Job
Will you extract the entries word for word? Images should not appear in the copy.

[Stored data]

◆ ◆ ◆ ◆

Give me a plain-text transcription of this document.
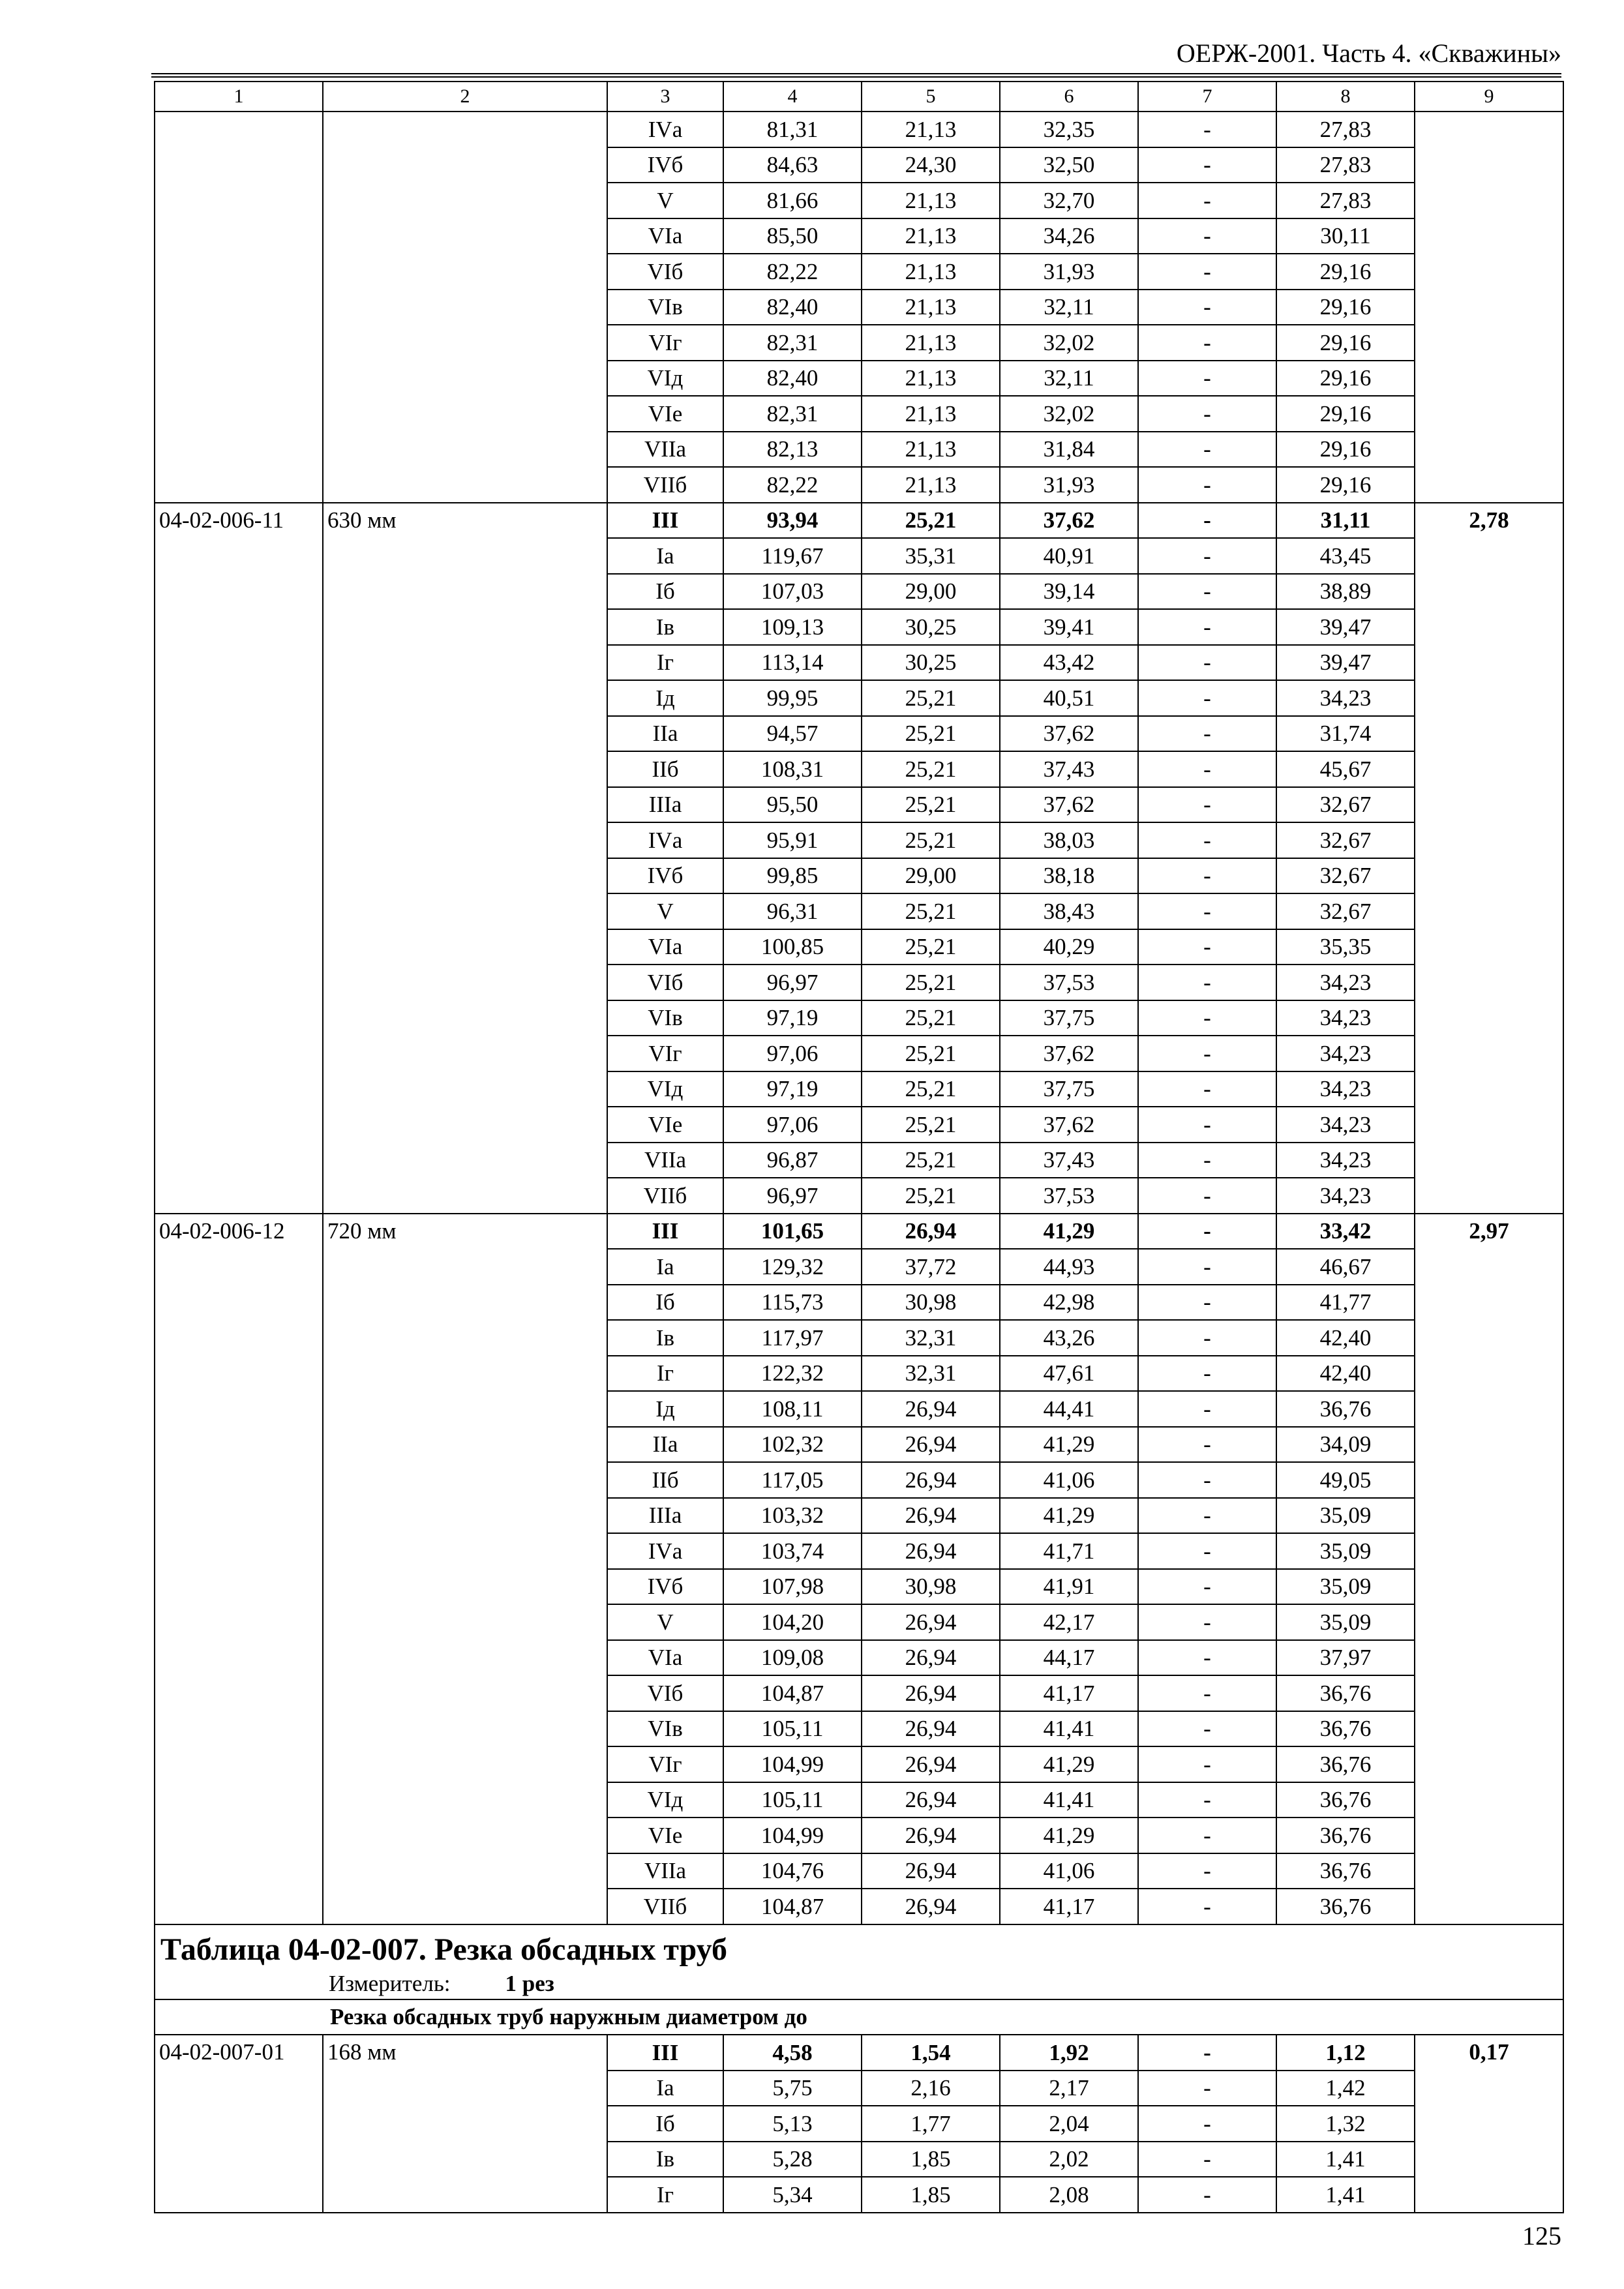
ОЕРЖ-2001. Часть 4. «Скважины»
1	2	3	4	5	6	7	8	9
		IVа	81,31	21,13	32,35	-	27,83	
		IVб	84,63	24,30	32,50	-	27,83	
		V	81,66	21,13	32,70	-	27,83	
		VIа	85,50	21,13	34,26	-	30,11	
		VIб	82,22	21,13	31,93	-	29,16	
		VIв	82,40	21,13	32,11	-	29,16	
		VIг	82,31	21,13	32,02	-	29,16	
		VIд	82,40	21,13	32,11	-	29,16	
		VIе	82,31	21,13	32,02	-	29,16	
		VIIа	82,13	21,13	31,84	-	29,16	
		VIIб	82,22	21,13	31,93	-	29,16	
04-02-006-11	630 мм	III	93,94	25,21	37,62	-	31,11	2,78
		Iа	119,67	35,31	40,91	-	43,45	
		Iб	107,03	29,00	39,14	-	38,89	
		Iв	109,13	30,25	39,41	-	39,47	
		Iг	113,14	30,25	43,42	-	39,47	
		Iд	99,95	25,21	40,51	-	34,23	
		IIа	94,57	25,21	37,62	-	31,74	
		IIб	108,31	25,21	37,43	-	45,67	
		IIIа	95,50	25,21	37,62	-	32,67	
		IVа	95,91	25,21	38,03	-	32,67	
		IVб	99,85	29,00	38,18	-	32,67	
		V	96,31	25,21	38,43	-	32,67	
		VIа	100,85	25,21	40,29	-	35,35	
		VIб	96,97	25,21	37,53	-	34,23	
		VIв	97,19	25,21	37,75	-	34,23	
		VIг	97,06	25,21	37,62	-	34,23	
		VIд	97,19	25,21	37,75	-	34,23	
		VIе	97,06	25,21	37,62	-	34,23	
		VIIа	96,87	25,21	37,43	-	34,23	
		VIIб	96,97	25,21	37,53	-	34,23	
04-02-006-12	720 мм	III	101,65	26,94	41,29	-	33,42	2,97
		Iа	129,32	37,72	44,93	-	46,67	
		Iб	115,73	30,98	42,98	-	41,77	
		Iв	117,97	32,31	43,26	-	42,40	
		Iг	122,32	32,31	47,61	-	42,40	
		Iд	108,11	26,94	44,41	-	36,76	
		IIа	102,32	26,94	41,29	-	34,09	
		IIб	117,05	26,94	41,06	-	49,05	
		IIIа	103,32	26,94	41,29	-	35,09	
		IVа	103,74	26,94	41,71	-	35,09	
		IVб	107,98	30,98	41,91	-	35,09	
		V	104,20	26,94	42,17	-	35,09	
		VIа	109,08	26,94	44,17	-	37,97	
		VIб	104,87	26,94	41,17	-	36,76	
		VIв	105,11	26,94	41,41	-	36,76	
		VIг	104,99	26,94	41,29	-	36,76	
		VIд	105,11	26,94	41,41	-	36,76	
		VIе	104,99	26,94	41,29	-	36,76	
		VIIа	104,76	26,94	41,06	-	36,76	
		VIIб	104,87	26,94	41,17	-	36,76	

Таблица 04-02-007. Резка обсадных труб
Измеритель: 1 рез								

Резка обсадных труб наружным диаметром до								
04-02-007-01	168 мм	III	4,58	1,54	1,92	-	1,12	0,17
		Iа	5,75	2,16	2,17	-	1,42	
		Iб	5,13	1,77	2,04	-	1,32	
		Iв	5,28	1,85	2,02	-	1,41	
		Iг	5,34	1,85	2,08	-	1,41	
125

◆ ◆ ◆ ◆

Correct response
Give me a plain-text transcription of this document.
ОЕРЖ-2001. Часть 4. «Скважины»
1	2	3	4	5	6	7	8	9
		IVа	81,31	21,13	32,35	-	27,83	
		IVб	84,63	24,30	32,50	-	27,83	
		V	81,66	21,13	32,70	-	27,83	
		VIа	85,50	21,13	34,26	-	30,11	
		VIб	82,22	21,13	31,93	-	29,16	
		VIв	82,40	21,13	32,11	-	29,16	
		VIг	82,31	21,13	32,02	-	29,16	
		VIд	82,40	21,13	32,11	-	29,16	
		VIе	82,31	21,13	32,02	-	29,16	
		VIIа	82,13	21,13	31,84	-	29,16	
		VIIб	82,22	21,13	31,93	-	29,16	
04-02-006-11	630 мм	III	93,94	25,21	37,62	-	31,11	2,78
		Iа	119,67	35,31	40,91	-	43,45	
		Iб	107,03	29,00	39,14	-	38,89	
		Iв	109,13	30,25	39,41	-	39,47	
		Iг	113,14	30,25	43,42	-	39,47	
		Iд	99,95	25,21	40,51	-	34,23	
		IIа	94,57	25,21	37,62	-	31,74	
		IIб	108,31	25,21	37,43	-	45,67	
		IIIа	95,50	25,21	37,62	-	32,67	
		IVа	95,91	25,21	38,03	-	32,67	
		IVб	99,85	29,00	38,18	-	32,67	
		V	96,31	25,21	38,43	-	32,67	
		VIа	100,85	25,21	40,29	-	35,35	
		VIб	96,97	25,21	37,53	-	34,23	
		VIв	97,19	25,21	37,75	-	34,23	
		VIг	97,06	25,21	37,62	-	34,23	
		VIд	97,19	25,21	37,75	-	34,23	
		VIе	97,06	25,21	37,62	-	34,23	
		VIIа	96,87	25,21	37,43	-	34,23	
		VIIб	96,97	25,21	37,53	-	34,23	
04-02-006-12	720 мм	III	101,65	26,94	41,29	-	33,42	2,97
		Iа	129,32	37,72	44,93	-	46,67	
		Iб	115,73	30,98	42,98	-	41,77	
		Iв	117,97	32,31	43,26	-	42,40	
		Iг	122,32	32,31	47,61	-	42,40	
		Iд	108,11	26,94	44,41	-	36,76	
		IIа	102,32	26,94	41,29	-	34,09	
		IIб	117,05	26,94	41,06	-	49,05	
		IIIа	103,32	26,94	41,29	-	35,09	
		IVа	103,74	26,94	41,71	-	35,09	
		IVб	107,98	30,98	41,91	-	35,09	
		V	104,20	26,94	42,17	-	35,09	
		VIа	109,08	26,94	44,17	-	37,97	
		VIб	104,87	26,94	41,17	-	36,76	
		VIв	105,11	26,94	41,41	-	36,76	
		VIг	104,99	26,94	41,29	-	36,76	
		VIд	105,11	26,94	41,41	-	36,76	
		VIе	104,99	26,94	41,29	-	36,76	
		VIIа	104,76	26,94	41,06	-	36,76	
		VIIб	104,87	26,94	41,17	-	36,76	

Таблица 04-02-007. Резка обсадных труб
Измеритель: 1 рез								

Резка обсадных труб наружным диаметром до								
04-02-007-01	168 мм	III	4,58	1,54	1,92	-	1,12	0,17
		Iа	5,75	2,16	2,17	-	1,42	
		Iб	5,13	1,77	2,04	-	1,32	
		Iв	5,28	1,85	2,02	-	1,41	
		Iг	5,34	1,85	2,08	-	1,41	
125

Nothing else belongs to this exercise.